Work required:
Both the line containing "What does this" and the last line of the listing are included: write out exactly the lines from one to the other.

(Saved data entries)
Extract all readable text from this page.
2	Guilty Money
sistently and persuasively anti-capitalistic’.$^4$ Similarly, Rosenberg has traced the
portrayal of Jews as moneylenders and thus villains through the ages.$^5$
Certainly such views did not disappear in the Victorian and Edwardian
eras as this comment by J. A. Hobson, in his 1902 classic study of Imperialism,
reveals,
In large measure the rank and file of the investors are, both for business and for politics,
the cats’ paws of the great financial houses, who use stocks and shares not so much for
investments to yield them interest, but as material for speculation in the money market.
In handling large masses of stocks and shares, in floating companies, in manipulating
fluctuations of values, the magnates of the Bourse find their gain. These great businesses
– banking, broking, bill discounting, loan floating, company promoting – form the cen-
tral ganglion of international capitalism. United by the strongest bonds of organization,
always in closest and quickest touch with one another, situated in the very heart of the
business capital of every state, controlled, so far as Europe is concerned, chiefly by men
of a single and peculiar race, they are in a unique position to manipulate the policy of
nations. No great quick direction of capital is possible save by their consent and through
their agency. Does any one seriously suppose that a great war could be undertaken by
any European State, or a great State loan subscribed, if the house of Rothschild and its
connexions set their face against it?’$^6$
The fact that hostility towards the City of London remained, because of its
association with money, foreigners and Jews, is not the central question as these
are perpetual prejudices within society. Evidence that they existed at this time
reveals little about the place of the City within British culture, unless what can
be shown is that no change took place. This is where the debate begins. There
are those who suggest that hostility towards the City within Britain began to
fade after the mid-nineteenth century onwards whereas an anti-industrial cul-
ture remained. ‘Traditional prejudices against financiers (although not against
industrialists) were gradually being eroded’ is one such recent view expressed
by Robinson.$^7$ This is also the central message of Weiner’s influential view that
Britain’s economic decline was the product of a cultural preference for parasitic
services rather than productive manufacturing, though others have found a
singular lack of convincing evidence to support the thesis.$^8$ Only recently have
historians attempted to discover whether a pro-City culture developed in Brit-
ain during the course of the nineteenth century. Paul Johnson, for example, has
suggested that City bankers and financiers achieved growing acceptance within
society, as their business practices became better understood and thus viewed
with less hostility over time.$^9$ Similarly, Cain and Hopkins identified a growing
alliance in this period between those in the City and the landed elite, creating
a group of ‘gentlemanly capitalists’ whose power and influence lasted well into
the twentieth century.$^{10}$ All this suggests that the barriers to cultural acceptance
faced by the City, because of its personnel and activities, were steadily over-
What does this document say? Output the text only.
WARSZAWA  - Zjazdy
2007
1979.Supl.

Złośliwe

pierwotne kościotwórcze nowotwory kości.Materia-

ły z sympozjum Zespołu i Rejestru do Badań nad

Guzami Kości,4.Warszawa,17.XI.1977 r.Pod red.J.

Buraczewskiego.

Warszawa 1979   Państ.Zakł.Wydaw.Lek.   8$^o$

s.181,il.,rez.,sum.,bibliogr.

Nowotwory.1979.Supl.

The reply:
What does this document say? Output the text only.
WARSZAWA  - Zjazdy
2007
1979.Supl.

Złośliwe

pierwotne kościotwórcze nowotwory kości.Materia-

ły z sympozjum Zespołu i Rejestru do Badań nad

Guzami Kości,4.Warszawa,17.XI.1977 r.Pod red.J.

Buraczewskiego.

Warszawa 1979   Państ.Zakł.Wydaw.Lek.   8$^o$

s.181,il.,rez.,sum.,bibliogr.

Nowotwory.1979.Supl.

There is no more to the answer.